[Start]

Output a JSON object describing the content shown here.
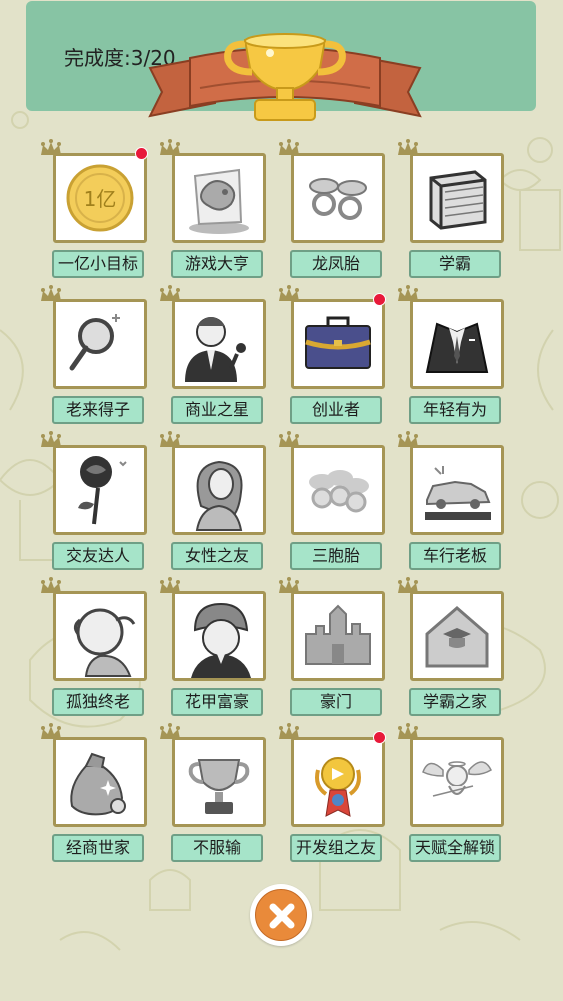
{
  "header": {
    "progress_text": "完成度:3/20"
  },
  "achievements": [
    {
      "label": "一亿小目标",
      "icon": "coin-icon",
      "unlocked": true,
      "new": true
    },
    {
      "label": "游戏大亨",
      "icon": "gamepad-icon",
      "unlocked": false,
      "new": false
    },
    {
      "label": "龙凤胎",
      "icon": "twin-pacifiers-icon",
      "unlocked": false,
      "new": false
    },
    {
      "label": "学霸",
      "icon": "book-icon",
      "unlocked": false,
      "new": false
    },
    {
      "label": "老来得子",
      "icon": "magnifier-icon",
      "unlocked": false,
      "new": false
    },
    {
      "label": "商业之星",
      "icon": "speaker-man-icon",
      "unlocked": true,
      "new": false
    },
    {
      "label": "创业者",
      "icon": "briefcase-icon",
      "unlocked": true,
      "new": true
    },
    {
      "label": "年轻有为",
      "icon": "suit-icon",
      "unlocked": false,
      "new": false
    },
    {
      "label": "交友达人",
      "icon": "rose-icon",
      "unlocked": false,
      "new": false
    },
    {
      "label": "女性之友",
      "icon": "woman-icon",
      "unlocked": false,
      "new": false
    },
    {
      "label": "三胞胎",
      "icon": "triple-pacifiers-icon",
      "unlocked": false,
      "new": false
    },
    {
      "label": "车行老板",
      "icon": "car-icon",
      "unlocked": false,
      "new": false
    },
    {
      "label": "孤独终老",
      "icon": "old-man-icon",
      "unlocked": false,
      "new": false
    },
    {
      "label": "花甲富豪",
      "icon": "rich-old-man-icon",
      "unlocked": false,
      "new": false
    },
    {
      "label": "豪门",
      "icon": "castle-icon",
      "unlocked": false,
      "new": false
    },
    {
      "label": "学霸之家",
      "icon": "scholar-house-icon",
      "unlocked": false,
      "new": false
    },
    {
      "label": "经商世家",
      "icon": "money-bag-icon",
      "unlocked": false,
      "new": false
    },
    {
      "label": "不服输",
      "icon": "trophy-cup-icon",
      "unlocked": false,
      "new": false
    },
    {
      "label": "开发组之友",
      "icon": "medal-icon",
      "unlocked": true,
      "new": true
    },
    {
      "label": "天赋全解锁",
      "icon": "cupid-icon",
      "unlocked": false,
      "new": false
    }
  ],
  "colors": {
    "background": "#e2e2c9",
    "header": "#87c4a4",
    "label_bg": "#a6e4c9",
    "frame_border": "#a59555",
    "new_dot": "#e8193a",
    "close_button": "#e98a3a"
  }
}
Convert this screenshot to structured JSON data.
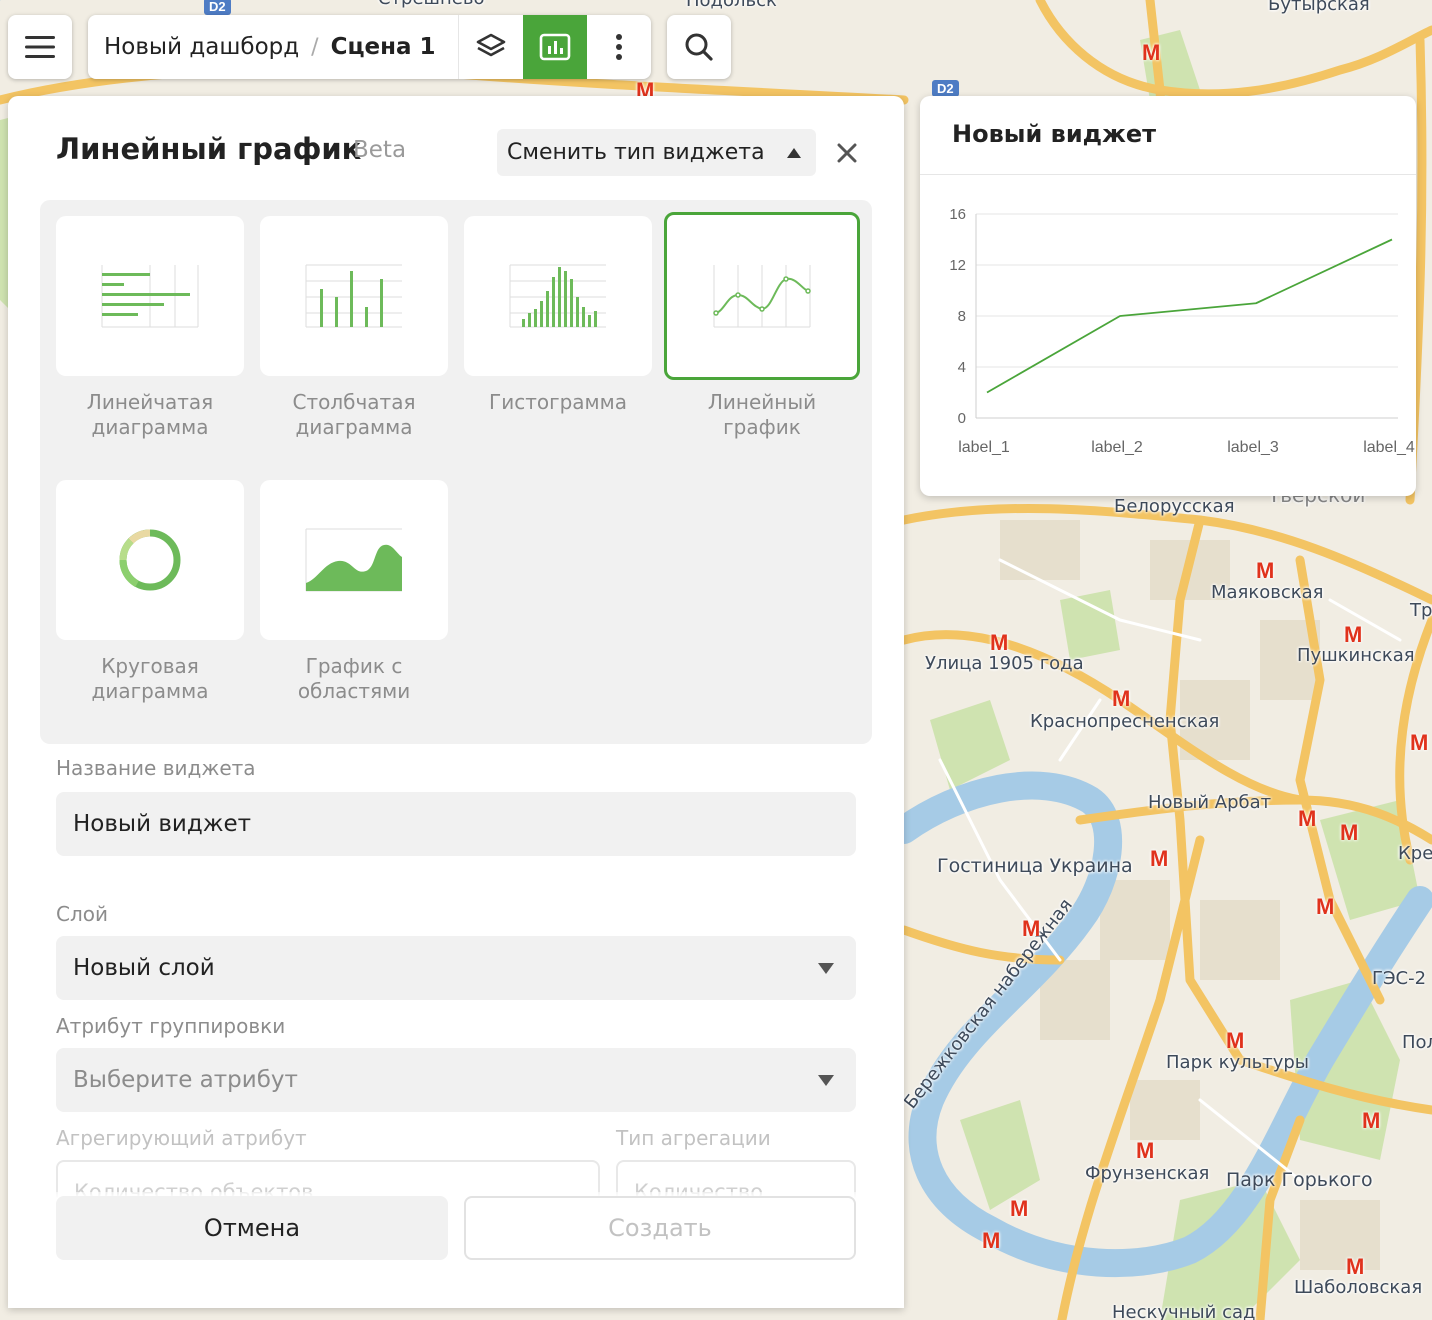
{
  "map": {
    "labels": [
      "Бутырская",
      "Белорусская",
      "Тверской",
      "Маяковская",
      "Пушкинская",
      "Улица 1905 года",
      "Краснопресненская",
      "Новый Арбат",
      "Гостиница Украина",
      "Бережковская набережная",
      "ГЭС-2",
      "Парк культуры",
      "Фрунзенская",
      "Парк Горького",
      "Нескучный сад",
      "Шаболовская",
      "Подольск",
      "Стрешнево",
      "Тр",
      "Кре",
      "Пол"
    ],
    "shields": [
      "D2",
      "D2"
    ]
  },
  "topbar": {
    "dashboard_name": "Новый дашборд",
    "separator": "/",
    "scene_name": "Сцена 1",
    "icons": [
      "menu-icon",
      "layers-icon",
      "chart-icon",
      "more-icon",
      "search-icon"
    ],
    "accent": "#4aa53a"
  },
  "panel": {
    "title": "Линейный график",
    "badge": "Beta",
    "change_type_label": "Сменить тип виджета",
    "types": [
      {
        "label": "Линейчатая диаграмма",
        "icon": "horizontal-bar-chart-icon",
        "selected": false
      },
      {
        "label": "Столбчатая диаграмма",
        "icon": "vertical-bar-chart-icon",
        "selected": false
      },
      {
        "label": "Гистограмма",
        "icon": "histogram-icon",
        "selected": false
      },
      {
        "label": "Линейный график",
        "icon": "line-chart-icon",
        "selected": true
      },
      {
        "label": "Круговая диаграмма",
        "icon": "pie-chart-icon",
        "selected": false
      },
      {
        "label": "График с областями",
        "icon": "area-chart-icon",
        "selected": false
      }
    ],
    "widget_name_label": "Название виджета",
    "widget_name_value": "Новый виджет",
    "layer_label": "Слой",
    "layer_value": "Новый слой",
    "group_attr_label": "Атрибут группировки",
    "group_attr_placeholder": "Выберите атрибут",
    "agg_attr_label": "Агрегирующий атрибут",
    "agg_attr_value": "Количество объектов",
    "agg_type_label": "Тип агрегации",
    "agg_type_value": "Количество",
    "cancel_label": "Отмена",
    "create_label": "Создать"
  },
  "widget": {
    "title": "Новый виджет"
  },
  "chart_data": {
    "type": "line",
    "categories": [
      "label_1",
      "label_2",
      "label_3",
      "label_4"
    ],
    "series": [
      {
        "values": [
          2,
          8,
          9,
          14
        ]
      }
    ],
    "ylim": [
      0,
      16
    ],
    "yticks": [
      0,
      4,
      8,
      12,
      16
    ],
    "grid": true,
    "color": "#4aa53a"
  }
}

[End]

**Given exercise**
Which lines hold the string "виджета"? List them all.

**Solution to this exercise**
    "change_type_label": "Сменить тип виджета",
    "widget_name_label": "Название виджета",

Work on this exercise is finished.